● **WRITTEN TASK**:
Every line below that contains "medals" is to be copied.

● **SUPPLIED ENTRIES**:

++++

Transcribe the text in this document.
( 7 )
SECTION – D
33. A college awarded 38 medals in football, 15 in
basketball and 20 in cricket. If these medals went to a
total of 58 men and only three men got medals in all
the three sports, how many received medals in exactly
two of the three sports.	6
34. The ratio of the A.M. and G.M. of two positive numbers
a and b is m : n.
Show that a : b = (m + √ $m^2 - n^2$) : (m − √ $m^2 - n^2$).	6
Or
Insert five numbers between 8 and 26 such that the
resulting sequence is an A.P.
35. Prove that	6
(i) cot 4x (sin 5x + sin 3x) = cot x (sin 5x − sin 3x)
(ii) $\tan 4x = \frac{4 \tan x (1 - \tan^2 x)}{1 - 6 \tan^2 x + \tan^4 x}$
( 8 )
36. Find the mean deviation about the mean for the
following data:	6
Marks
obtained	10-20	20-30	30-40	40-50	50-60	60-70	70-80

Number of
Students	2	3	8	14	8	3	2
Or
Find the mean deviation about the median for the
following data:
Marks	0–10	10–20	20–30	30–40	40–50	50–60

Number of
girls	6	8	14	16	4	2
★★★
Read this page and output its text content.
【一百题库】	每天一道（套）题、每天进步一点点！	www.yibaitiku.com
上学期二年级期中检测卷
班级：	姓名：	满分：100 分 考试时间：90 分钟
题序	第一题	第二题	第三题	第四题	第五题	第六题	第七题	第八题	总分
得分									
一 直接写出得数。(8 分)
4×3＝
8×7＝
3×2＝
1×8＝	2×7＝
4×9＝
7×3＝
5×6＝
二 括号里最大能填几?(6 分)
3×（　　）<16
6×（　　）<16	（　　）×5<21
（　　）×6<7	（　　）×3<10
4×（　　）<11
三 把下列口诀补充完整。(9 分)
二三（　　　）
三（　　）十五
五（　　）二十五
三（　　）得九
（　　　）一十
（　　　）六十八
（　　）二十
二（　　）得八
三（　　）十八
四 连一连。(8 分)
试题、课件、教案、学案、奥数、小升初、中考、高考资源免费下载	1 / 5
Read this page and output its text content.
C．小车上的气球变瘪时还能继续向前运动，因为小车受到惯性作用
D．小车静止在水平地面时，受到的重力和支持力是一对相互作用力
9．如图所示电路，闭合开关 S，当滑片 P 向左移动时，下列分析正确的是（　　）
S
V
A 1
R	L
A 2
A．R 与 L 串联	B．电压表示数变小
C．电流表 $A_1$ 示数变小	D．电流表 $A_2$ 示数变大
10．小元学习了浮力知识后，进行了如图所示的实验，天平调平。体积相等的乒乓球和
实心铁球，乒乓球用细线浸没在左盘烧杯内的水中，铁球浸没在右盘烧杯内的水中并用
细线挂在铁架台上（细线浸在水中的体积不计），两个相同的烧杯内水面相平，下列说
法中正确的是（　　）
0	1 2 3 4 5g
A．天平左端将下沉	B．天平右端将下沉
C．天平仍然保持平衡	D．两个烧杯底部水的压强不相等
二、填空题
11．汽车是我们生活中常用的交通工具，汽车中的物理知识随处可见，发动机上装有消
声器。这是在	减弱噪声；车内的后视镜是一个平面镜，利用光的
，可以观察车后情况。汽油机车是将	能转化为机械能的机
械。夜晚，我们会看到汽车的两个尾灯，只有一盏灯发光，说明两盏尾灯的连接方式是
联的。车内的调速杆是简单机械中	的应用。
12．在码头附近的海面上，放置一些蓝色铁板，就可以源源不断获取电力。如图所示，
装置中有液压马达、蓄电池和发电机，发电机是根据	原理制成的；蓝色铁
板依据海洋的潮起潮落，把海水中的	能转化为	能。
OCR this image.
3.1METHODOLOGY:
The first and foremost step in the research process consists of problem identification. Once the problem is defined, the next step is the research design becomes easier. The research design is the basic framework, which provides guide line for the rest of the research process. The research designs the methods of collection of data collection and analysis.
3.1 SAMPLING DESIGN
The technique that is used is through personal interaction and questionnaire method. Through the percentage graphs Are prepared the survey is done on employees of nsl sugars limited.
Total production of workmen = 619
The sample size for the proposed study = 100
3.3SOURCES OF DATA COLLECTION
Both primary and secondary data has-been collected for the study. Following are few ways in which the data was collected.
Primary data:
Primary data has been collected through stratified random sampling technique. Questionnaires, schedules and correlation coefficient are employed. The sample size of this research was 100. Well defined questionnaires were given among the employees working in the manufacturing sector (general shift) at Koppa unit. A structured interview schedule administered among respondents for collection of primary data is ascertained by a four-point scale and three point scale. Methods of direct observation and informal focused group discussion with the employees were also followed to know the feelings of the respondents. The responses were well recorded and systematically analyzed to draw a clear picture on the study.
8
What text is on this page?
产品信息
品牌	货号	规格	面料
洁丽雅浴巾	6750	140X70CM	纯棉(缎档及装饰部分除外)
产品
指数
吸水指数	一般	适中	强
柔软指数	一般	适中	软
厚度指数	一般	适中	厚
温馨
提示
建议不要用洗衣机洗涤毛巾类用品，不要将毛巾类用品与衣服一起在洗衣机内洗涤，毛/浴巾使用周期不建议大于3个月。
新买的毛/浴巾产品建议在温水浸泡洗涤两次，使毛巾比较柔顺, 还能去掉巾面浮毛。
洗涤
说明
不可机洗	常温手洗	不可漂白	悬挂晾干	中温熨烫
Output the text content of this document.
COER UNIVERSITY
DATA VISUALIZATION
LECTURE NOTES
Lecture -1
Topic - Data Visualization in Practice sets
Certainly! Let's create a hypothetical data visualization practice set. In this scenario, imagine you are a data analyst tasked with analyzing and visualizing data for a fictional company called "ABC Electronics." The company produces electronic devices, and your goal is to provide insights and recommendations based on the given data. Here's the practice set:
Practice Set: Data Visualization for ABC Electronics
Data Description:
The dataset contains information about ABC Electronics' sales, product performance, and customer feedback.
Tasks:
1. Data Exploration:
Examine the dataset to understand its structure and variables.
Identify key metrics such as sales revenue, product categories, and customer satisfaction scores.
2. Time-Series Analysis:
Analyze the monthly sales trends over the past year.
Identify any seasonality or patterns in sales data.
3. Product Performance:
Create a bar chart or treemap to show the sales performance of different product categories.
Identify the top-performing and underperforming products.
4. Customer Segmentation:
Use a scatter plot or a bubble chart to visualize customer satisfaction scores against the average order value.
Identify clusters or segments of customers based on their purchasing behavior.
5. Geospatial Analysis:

++++

● **WRITTEN ANSWER**:
33. A college awarded 38 medals in football, 15 in
basketball and 20 in cricket. If these medals went to a
total of 58 men and only three men got medals in all
the three sports, how many received medals in exactly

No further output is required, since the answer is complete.